• **SUPPLIED DATA**

===

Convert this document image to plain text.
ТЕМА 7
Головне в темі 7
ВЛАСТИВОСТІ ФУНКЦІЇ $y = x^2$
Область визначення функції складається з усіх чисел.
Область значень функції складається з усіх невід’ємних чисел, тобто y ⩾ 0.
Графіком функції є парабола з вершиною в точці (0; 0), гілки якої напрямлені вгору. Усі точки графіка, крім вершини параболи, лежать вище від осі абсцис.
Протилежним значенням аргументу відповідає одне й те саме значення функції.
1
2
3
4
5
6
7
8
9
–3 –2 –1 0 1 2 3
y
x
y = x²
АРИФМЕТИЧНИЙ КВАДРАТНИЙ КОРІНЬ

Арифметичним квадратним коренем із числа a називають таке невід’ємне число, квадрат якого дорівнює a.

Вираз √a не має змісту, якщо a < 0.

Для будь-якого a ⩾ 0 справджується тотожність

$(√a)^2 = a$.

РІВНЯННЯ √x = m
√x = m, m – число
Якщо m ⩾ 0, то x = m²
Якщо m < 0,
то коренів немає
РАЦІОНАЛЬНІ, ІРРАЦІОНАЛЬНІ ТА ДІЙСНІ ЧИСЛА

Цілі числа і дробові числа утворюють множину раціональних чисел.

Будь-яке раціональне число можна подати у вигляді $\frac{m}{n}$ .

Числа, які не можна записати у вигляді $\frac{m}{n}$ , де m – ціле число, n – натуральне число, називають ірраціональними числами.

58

===

Give an exact copy of all the data shown above.

• **RESPONSE FOR THIS EXERCISE**
Convert this document image to plain text.
ТЕМА 7
Головне в темі 7
ВЛАСТИВОСТІ ФУНКЦІЇ $y = x^2$
Область визначення функції складається з усіх чисел.
Область значень функції складається з усіх невід’ємних чисел, тобто y ⩾ 0.
Графіком функції є парабола з вершиною в точці (0; 0), гілки якої напрямлені вгору. Усі точки графіка, крім вершини параболи, лежать вище від осі абсцис.
Протилежним значенням аргументу відповідає одне й те саме значення функції.
1
2
3
4
5
6
7
8
9
–3 –2 –1 0 1 2 3
y
x
y = x²
АРИФМЕТИЧНИЙ КВАДРАТНИЙ КОРІНЬ

Арифметичним квадратним коренем із числа a називають таке невід’ємне число, квадрат якого дорівнює a.

Вираз √a не має змісту, якщо a < 0.

Для будь-якого a ⩾ 0 справджується тотожність

$(√a)^2 = a$.

РІВНЯННЯ √x = m
√x = m, m – число
Якщо m ⩾ 0, то x = m²
Якщо m < 0,
то коренів немає
РАЦІОНАЛЬНІ, ІРРАЦІОНАЛЬНІ ТА ДІЙСНІ ЧИСЛА

Цілі числа і дробові числа утворюють множину раціональних чисел.

Будь-яке раціональне число можна подати у вигляді $\frac{m}{n}$ .

Числа, які не можна записати у вигляді $\frac{m}{n}$ , де m – ціле число, n – натуральне число, називають ірраціональними числами.

58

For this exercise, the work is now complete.